• _Consigne_:
Recopiez mot pour mot le passage du texte sur le film La Danseuse qui commence aux mots « La Danseuse est » et s'arrête après « rôle la transcende. ».

• _Bloc de texte_:

»»

La Danseuse est le premier long métrage de Stéphanie Di Giusto. Il paraîtra mercredi prochain en Blu-ray et DVD. Sorti l’année dernière dans les salles, il créa le buzz grâce notamment à la fille de Vanessa Paradis et de Johnny Depp, Lily-Rose, incarnant le personnage d’Isadora Duncan, une étoile montante de la danse classique et contemporaine avide de pouvoir et de notoriété. Pourtant, si l’interprétation de la jeune actrice reste honorable, la réussite du film tient avant tout à celle de Soko. L’actrice française, magnifiée par l’écriture et la réalisation de Stéphanie Di Giusto, se révèle tandis que son rôle la transcende.
Loïe Fuller (Soko) vit dans la poussière des montagnes de l’ouest américain avec son père. Elle danse, elle écrit, elle se promène dans les forêts de pins s’étalant à perte de vue. Elle dort dans le cabanon construit par son paternel à l’orée des bois et entend les chevaux galoper tout comme les tirs résonner dans l’immensité naturelle. Puis le silence. Puis l’eau du bain s’infiltrer dans la terre, une eau mêlée au sang de son père tué dans sa baignoire offerte au ciel.

««

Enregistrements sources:

»»

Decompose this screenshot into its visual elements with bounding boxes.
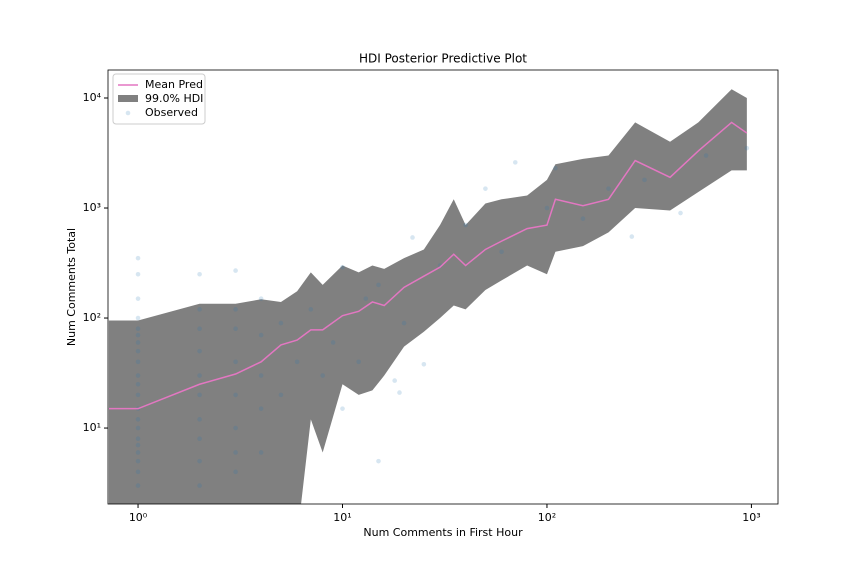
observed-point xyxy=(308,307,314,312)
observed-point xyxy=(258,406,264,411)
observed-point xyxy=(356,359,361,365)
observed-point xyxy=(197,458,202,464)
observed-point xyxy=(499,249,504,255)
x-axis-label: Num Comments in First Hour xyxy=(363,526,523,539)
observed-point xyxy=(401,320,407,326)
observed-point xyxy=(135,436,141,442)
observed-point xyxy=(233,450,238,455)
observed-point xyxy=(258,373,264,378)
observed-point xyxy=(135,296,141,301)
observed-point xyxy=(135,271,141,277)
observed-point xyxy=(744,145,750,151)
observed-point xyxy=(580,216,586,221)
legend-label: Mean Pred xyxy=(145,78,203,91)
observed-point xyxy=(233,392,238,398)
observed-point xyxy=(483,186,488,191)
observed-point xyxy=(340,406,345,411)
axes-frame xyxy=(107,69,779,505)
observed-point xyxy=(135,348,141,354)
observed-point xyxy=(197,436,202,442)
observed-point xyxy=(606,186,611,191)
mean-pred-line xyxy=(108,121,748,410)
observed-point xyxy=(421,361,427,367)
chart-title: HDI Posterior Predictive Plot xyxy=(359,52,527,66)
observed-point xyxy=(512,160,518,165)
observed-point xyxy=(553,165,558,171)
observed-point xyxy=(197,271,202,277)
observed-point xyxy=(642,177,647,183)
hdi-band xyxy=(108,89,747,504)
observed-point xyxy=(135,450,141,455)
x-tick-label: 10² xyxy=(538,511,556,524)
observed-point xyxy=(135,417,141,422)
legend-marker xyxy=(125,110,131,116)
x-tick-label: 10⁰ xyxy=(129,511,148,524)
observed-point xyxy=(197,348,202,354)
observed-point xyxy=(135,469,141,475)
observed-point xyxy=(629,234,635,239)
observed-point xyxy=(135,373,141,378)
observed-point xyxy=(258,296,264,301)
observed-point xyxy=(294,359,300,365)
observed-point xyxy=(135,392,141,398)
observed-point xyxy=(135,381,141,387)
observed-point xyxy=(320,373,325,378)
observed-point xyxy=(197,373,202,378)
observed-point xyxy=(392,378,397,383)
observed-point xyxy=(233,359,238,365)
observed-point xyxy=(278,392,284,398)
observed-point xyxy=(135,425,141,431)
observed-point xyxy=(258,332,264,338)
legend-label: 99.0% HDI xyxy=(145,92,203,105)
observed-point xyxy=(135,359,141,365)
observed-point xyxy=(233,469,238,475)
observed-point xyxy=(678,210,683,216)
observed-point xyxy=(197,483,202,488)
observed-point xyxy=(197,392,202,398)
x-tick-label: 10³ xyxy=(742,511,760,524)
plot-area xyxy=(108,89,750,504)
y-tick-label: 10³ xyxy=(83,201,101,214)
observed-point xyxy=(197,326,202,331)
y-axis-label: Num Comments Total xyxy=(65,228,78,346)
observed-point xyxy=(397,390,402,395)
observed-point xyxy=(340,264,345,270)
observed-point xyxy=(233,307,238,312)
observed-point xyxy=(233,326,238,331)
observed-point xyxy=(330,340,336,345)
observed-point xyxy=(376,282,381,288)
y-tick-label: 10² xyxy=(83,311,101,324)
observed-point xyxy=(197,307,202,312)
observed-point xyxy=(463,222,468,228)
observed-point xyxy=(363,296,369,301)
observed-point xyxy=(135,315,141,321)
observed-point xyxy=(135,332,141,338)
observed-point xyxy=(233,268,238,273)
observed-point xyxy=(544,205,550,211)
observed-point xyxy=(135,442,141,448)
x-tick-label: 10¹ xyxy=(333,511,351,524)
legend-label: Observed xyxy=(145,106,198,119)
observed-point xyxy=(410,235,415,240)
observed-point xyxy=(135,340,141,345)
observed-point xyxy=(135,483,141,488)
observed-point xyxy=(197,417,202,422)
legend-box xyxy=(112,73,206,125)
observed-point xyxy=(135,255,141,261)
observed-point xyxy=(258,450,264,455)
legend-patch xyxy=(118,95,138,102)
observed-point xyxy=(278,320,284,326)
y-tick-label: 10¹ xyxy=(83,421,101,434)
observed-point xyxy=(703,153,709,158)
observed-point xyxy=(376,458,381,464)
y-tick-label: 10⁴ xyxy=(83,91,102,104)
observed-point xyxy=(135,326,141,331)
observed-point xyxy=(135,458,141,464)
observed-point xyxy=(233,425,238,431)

««
»»

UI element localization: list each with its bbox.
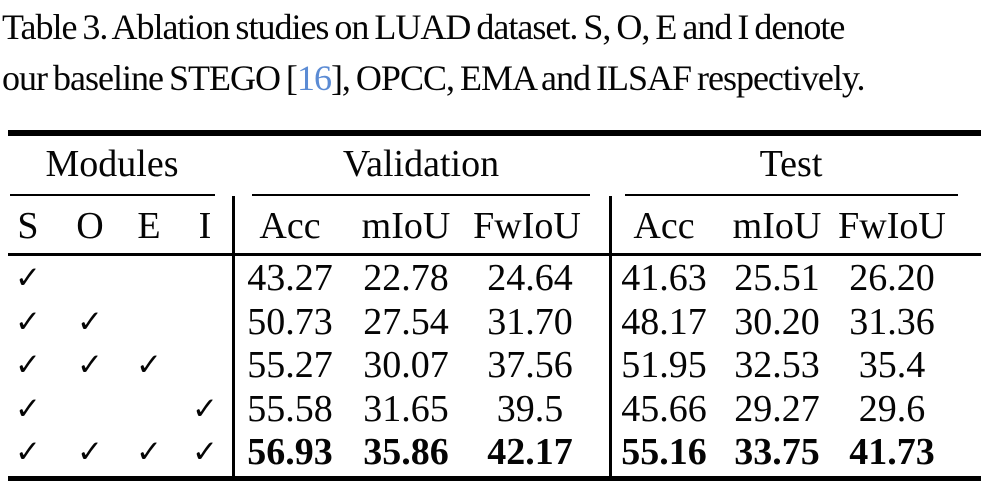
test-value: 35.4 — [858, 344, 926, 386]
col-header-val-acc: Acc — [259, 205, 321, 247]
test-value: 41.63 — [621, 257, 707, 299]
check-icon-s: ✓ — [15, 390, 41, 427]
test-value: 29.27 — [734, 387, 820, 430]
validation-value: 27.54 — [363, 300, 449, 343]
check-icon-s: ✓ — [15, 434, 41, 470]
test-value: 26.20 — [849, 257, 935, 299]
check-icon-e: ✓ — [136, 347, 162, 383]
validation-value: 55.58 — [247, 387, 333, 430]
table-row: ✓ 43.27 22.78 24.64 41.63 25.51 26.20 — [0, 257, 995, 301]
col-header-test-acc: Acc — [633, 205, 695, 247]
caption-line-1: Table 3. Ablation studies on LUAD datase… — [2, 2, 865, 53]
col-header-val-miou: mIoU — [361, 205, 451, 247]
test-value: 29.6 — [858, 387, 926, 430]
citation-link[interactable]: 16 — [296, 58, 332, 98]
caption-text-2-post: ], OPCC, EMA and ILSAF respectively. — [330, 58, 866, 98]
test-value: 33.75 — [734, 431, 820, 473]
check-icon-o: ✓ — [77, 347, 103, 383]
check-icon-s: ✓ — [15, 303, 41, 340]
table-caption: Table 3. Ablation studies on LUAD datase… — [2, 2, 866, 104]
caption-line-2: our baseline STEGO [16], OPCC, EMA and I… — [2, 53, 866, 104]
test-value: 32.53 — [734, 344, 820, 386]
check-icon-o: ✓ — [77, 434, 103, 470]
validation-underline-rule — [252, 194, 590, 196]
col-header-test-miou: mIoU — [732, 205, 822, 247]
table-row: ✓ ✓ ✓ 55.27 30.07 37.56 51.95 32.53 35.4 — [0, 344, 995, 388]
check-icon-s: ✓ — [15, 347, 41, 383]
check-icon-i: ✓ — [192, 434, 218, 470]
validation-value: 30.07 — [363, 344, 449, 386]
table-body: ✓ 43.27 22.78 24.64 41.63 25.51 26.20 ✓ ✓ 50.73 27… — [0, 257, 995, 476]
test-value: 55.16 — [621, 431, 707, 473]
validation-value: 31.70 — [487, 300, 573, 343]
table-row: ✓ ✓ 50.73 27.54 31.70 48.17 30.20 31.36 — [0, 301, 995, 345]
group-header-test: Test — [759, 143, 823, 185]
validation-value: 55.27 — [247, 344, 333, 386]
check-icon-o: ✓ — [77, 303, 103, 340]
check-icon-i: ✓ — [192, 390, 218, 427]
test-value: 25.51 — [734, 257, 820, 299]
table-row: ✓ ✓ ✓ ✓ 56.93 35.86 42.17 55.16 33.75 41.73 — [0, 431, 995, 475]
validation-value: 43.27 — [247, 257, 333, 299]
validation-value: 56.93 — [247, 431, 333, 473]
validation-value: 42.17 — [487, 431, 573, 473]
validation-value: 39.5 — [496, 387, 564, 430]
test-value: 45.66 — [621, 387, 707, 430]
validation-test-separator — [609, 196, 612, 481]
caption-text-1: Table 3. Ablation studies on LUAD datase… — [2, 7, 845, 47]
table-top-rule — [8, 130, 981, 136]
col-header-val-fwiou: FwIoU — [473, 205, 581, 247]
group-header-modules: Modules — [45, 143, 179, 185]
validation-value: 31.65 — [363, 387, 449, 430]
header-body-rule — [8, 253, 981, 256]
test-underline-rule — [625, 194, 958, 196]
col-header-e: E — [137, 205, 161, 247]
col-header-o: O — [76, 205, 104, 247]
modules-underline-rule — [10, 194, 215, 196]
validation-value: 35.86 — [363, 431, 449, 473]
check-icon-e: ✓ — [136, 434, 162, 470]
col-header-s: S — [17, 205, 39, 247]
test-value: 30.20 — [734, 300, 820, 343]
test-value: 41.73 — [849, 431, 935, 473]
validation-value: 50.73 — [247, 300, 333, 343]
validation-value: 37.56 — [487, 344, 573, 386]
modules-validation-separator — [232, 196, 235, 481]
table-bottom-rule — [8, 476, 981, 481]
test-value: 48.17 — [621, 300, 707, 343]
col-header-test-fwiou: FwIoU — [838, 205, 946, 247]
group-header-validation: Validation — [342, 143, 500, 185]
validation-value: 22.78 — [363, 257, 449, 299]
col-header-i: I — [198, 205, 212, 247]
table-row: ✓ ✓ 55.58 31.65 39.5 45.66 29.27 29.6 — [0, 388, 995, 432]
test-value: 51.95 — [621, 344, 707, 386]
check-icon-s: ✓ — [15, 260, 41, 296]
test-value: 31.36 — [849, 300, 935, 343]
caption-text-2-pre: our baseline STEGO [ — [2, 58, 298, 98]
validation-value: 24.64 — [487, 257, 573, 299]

««

• _Réponse à l'exercice_:
La Danseuse est le premier long métrage de Stéphanie Di Giusto. Il paraîtra mercredi prochain en Blu-ray et DVD. Sorti l’année dernière dans les salles, il créa le buzz grâce notamment à la fille de Vanessa Paradis et de Johnny Depp, Lily-Rose, incarnant le personnage d’Isadora Duncan, une étoile montante de la danse classique et contemporaine avide de pouvoir et de notoriété. Pourtant, si l’interprétation de la jeune actrice reste honorable, la réussite du film tient avant tout à celle de Soko. L’actrice française, magnifiée par l’écriture et la réalisation de Stéphanie Di Giusto, se révèle tandis que son rôle la transcende.